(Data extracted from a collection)
==*==

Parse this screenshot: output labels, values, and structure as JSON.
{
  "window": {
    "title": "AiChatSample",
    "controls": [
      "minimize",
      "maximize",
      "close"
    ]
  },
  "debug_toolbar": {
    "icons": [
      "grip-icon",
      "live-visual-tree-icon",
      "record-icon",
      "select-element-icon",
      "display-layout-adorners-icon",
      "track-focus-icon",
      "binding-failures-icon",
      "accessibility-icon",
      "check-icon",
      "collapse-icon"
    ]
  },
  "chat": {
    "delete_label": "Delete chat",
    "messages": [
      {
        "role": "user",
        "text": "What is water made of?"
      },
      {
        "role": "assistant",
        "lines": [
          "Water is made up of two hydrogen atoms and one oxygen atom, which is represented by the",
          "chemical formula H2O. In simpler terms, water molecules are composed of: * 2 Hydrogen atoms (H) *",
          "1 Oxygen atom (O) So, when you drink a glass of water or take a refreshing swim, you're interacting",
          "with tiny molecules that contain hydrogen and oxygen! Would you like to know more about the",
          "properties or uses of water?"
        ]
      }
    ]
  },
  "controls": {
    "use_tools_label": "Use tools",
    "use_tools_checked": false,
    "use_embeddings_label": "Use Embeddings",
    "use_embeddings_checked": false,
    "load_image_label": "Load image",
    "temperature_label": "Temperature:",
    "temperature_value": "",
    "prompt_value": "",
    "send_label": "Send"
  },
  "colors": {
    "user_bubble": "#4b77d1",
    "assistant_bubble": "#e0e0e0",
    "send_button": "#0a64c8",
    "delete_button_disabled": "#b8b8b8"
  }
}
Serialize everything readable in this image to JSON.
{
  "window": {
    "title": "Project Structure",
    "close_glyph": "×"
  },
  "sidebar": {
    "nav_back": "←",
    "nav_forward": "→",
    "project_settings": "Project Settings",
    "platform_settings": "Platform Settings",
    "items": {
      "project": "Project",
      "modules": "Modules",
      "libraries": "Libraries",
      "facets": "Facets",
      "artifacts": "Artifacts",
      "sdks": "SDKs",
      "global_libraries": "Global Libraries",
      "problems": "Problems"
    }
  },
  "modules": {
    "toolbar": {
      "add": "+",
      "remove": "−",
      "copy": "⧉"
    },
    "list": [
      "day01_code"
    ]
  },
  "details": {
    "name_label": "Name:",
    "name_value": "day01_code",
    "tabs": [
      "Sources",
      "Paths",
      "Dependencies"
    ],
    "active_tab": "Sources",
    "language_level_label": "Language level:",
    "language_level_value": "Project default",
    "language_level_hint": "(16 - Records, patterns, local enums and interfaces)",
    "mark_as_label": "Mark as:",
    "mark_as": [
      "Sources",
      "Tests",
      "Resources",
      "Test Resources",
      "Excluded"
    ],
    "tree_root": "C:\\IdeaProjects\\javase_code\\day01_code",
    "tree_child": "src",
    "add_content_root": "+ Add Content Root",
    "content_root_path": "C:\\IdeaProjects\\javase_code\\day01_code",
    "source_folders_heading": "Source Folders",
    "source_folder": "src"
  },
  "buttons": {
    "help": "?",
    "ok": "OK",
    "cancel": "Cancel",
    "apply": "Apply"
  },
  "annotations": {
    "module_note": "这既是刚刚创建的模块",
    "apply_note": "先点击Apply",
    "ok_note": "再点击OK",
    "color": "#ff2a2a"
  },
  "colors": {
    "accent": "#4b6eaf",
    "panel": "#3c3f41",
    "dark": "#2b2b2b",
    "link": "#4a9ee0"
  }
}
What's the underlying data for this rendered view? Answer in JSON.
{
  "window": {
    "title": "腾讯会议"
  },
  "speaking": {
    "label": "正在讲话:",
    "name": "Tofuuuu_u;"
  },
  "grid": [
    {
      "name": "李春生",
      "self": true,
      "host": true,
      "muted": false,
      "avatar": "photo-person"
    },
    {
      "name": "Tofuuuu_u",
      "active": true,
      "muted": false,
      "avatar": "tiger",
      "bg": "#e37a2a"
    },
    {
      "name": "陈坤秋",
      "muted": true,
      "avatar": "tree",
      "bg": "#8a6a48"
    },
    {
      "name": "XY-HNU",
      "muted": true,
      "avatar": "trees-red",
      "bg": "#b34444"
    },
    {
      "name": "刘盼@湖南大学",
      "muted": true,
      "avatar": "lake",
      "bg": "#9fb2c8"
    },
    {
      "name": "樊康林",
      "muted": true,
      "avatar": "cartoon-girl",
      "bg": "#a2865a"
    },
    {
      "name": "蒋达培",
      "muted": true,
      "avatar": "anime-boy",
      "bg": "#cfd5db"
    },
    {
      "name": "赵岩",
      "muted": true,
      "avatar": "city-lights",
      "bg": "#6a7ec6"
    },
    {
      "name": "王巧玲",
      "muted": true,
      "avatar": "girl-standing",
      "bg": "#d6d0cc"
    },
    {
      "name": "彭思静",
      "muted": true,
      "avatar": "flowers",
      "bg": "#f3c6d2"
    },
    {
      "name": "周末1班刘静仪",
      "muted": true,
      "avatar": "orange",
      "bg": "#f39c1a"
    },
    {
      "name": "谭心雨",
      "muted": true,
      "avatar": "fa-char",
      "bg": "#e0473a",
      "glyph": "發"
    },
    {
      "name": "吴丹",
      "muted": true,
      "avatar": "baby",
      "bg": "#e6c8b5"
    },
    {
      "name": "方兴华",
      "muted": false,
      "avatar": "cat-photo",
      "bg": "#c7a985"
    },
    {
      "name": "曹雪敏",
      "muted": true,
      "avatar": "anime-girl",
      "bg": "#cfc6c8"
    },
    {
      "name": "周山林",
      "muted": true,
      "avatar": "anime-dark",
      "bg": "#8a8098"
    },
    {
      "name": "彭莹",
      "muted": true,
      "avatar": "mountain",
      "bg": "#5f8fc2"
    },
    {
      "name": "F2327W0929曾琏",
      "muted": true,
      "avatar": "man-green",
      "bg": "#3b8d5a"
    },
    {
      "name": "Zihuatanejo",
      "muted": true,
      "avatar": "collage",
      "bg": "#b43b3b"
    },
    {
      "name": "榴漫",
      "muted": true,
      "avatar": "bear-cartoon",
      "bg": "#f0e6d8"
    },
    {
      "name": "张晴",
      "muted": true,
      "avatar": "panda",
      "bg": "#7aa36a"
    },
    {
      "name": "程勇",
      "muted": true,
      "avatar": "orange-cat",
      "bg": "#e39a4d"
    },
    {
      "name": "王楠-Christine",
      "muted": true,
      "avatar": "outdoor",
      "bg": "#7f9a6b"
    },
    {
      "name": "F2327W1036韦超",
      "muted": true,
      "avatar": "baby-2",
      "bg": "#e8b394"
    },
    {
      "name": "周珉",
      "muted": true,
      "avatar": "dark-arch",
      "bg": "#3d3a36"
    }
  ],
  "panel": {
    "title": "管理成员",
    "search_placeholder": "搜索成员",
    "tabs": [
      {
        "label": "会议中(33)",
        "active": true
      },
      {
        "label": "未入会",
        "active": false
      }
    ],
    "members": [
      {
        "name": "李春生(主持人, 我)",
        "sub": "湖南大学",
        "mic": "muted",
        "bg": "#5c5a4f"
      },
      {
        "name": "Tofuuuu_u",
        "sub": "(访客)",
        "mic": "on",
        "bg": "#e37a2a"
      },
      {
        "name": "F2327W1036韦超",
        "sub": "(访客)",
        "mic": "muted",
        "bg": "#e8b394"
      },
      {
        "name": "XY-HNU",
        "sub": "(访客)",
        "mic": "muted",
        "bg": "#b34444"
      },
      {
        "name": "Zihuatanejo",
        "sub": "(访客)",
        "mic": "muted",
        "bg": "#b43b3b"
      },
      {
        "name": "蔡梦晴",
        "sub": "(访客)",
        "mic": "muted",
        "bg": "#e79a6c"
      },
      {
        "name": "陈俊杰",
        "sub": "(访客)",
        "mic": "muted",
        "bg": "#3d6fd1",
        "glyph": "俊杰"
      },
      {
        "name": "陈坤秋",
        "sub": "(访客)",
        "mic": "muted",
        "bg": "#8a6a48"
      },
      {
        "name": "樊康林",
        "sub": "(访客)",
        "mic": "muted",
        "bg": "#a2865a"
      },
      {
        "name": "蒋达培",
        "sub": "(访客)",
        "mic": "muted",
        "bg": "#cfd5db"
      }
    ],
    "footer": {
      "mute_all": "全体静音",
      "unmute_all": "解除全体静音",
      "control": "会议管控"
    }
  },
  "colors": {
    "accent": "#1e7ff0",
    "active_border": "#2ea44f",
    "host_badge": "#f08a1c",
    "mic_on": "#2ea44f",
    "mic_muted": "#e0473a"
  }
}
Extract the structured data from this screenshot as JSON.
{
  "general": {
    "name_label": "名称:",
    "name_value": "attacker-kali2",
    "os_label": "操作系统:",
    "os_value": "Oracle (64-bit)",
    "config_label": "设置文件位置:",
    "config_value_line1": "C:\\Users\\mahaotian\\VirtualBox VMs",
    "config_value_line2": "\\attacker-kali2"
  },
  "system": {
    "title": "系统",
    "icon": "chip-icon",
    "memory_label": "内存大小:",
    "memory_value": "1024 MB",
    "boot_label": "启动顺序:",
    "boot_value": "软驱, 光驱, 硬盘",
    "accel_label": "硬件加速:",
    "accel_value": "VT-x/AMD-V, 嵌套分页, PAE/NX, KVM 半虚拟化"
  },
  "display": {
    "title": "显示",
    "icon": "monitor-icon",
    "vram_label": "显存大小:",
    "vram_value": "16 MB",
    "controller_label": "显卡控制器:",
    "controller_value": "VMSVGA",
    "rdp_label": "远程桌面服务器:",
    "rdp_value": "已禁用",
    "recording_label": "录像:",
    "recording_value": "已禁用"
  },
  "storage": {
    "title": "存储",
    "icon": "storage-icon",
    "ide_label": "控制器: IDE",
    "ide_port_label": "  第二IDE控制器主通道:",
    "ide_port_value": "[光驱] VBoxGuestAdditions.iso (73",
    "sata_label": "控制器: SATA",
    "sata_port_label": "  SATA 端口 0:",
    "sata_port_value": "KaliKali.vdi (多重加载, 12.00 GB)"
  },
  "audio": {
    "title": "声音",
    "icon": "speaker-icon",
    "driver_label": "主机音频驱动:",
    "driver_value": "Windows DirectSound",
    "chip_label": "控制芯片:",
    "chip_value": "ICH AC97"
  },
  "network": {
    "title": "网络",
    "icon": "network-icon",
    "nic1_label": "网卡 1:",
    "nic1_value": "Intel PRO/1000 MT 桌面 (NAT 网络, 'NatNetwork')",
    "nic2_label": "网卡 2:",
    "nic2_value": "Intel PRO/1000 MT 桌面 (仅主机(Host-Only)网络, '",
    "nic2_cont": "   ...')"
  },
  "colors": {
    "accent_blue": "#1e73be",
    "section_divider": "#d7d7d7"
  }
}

==*==

Job
Identify every line above with the string "girl" in it. Copy those lines.

Task solution
      "avatar": "cartoon-girl",
      "avatar": "girl-standing",
      "avatar": "anime-girl",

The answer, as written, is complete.